━━━━━ Records for processing ━━━━━

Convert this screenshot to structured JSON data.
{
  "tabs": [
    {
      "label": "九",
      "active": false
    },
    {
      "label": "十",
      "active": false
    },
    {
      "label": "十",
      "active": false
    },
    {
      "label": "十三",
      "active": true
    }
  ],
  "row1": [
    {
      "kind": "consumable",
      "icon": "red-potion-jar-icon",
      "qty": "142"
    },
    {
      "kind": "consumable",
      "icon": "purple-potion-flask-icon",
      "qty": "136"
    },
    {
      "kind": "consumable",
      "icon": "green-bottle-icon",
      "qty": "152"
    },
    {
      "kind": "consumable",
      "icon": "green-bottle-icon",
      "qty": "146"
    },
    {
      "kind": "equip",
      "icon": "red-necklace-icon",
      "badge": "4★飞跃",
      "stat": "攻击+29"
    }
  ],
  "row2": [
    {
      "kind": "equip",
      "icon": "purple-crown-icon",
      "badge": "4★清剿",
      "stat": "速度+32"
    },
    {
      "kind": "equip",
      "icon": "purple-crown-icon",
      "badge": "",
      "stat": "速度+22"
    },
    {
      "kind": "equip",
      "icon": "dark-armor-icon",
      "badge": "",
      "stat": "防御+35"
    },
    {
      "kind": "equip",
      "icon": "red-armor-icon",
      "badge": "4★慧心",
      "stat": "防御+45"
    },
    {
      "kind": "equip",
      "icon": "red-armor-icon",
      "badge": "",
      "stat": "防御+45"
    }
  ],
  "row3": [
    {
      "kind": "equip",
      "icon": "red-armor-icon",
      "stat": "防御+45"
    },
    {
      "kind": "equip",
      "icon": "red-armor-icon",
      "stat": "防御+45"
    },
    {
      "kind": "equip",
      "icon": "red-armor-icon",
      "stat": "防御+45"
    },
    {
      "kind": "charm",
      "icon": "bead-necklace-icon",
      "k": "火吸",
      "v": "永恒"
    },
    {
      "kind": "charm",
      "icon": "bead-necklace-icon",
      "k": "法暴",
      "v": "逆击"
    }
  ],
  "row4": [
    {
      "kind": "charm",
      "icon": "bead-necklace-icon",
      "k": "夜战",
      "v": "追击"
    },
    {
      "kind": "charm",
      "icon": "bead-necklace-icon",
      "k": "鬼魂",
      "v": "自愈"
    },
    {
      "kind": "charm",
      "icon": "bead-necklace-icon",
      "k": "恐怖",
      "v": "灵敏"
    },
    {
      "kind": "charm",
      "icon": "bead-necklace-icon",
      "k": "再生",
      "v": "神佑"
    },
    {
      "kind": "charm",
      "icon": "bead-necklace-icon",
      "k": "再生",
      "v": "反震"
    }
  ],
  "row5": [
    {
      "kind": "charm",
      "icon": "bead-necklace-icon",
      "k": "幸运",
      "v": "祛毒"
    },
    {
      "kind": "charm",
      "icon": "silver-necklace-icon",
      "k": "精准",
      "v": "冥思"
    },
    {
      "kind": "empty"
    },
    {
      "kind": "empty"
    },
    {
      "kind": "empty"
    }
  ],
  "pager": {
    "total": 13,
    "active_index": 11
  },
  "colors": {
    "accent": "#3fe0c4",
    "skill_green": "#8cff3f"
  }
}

━━━━━

What is expected:
Please set down each line of the records exactly as given.

Finished exercise:
Convert this screenshot to structured JSON data.
{
  "tabs": [
    {
      "label": "九",
      "active": false
    },
    {
      "label": "十",
      "active": false
    },
    {
      "label": "十",
      "active": false
    },
    {
      "label": "十三",
      "active": true
    }
  ],
  "row1": [
    {
      "kind": "consumable",
      "icon": "red-potion-jar-icon",
      "qty": "142"
    },
    {
      "kind": "consumable",
      "icon": "purple-potion-flask-icon",
      "qty": "136"
    },
    {
      "kind": "consumable",
      "icon": "green-bottle-icon",
      "qty": "152"
    },
    {
      "kind": "consumable",
      "icon": "green-bottle-icon",
      "qty": "146"
    },
    {
      "kind": "equip",
      "icon": "red-necklace-icon",
      "badge": "4★飞跃",
      "stat": "攻击+29"
    }
  ],
  "row2": [
    {
      "kind": "equip",
      "icon": "purple-crown-icon",
      "badge": "4★清剿",
      "stat": "速度+32"
    },
    {
      "kind": "equip",
      "icon": "purple-crown-icon",
      "badge": "",
      "stat": "速度+22"
    },
    {
      "kind": "equip",
      "icon": "dark-armor-icon",
      "badge": "",
      "stat": "防御+35"
    },
    {
      "kind": "equip",
      "icon": "red-armor-icon",
      "badge": "4★慧心",
      "stat": "防御+45"
    },
    {
      "kind": "equip",
      "icon": "red-armor-icon",
      "badge": "",
      "stat": "防御+45"
    }
  ],
  "row3": [
    {
      "kind": "equip",
      "icon": "red-armor-icon",
      "stat": "防御+45"
    },
    {
      "kind": "equip",
      "icon": "red-armor-icon",
      "stat": "防御+45"
    },
    {
      "kind": "equip",
      "icon": "red-armor-icon",
      "stat": "防御+45"
    },
    {
      "kind": "charm",
      "icon": "bead-necklace-icon",
      "k": "火吸",
      "v": "永恒"
    },
    {
      "kind": "charm",
      "icon": "bead-necklace-icon",
      "k": "法暴",
      "v": "逆击"
    }
  ],
  "row4": [
    {
      "kind": "charm",
      "icon": "bead-necklace-icon",
      "k": "夜战",
      "v": "追击"
    },
    {
      "kind": "charm",
      "icon": "bead-necklace-icon",
      "k": "鬼魂",
      "v": "自愈"
    },
    {
      "kind": "charm",
      "icon": "bead-necklace-icon",
      "k": "恐怖",
      "v": "灵敏"
    },
    {
      "kind": "charm",
      "icon": "bead-necklace-icon",
      "k": "再生",
      "v": "神佑"
    },
    {
      "kind": "charm",
      "icon": "bead-necklace-icon",
      "k": "再生",
      "v": "反震"
    }
  ],
  "row5": [
    {
      "kind": "charm",
      "icon": "bead-necklace-icon",
      "k": "幸运",
      "v": "祛毒"
    },
    {
      "kind": "charm",
      "icon": "silver-necklace-icon",
      "k": "精准",
      "v": "冥思"
    },
    {
      "kind": "empty"
    },
    {
      "kind": "empty"
    },
    {
      "kind": "empty"
    }
  ],
  "pager": {
    "total": 13,
    "active_index": 11
  },
  "colors": {
    "accent": "#3fe0c4",
    "skill_green": "#8cff3f"
  }
}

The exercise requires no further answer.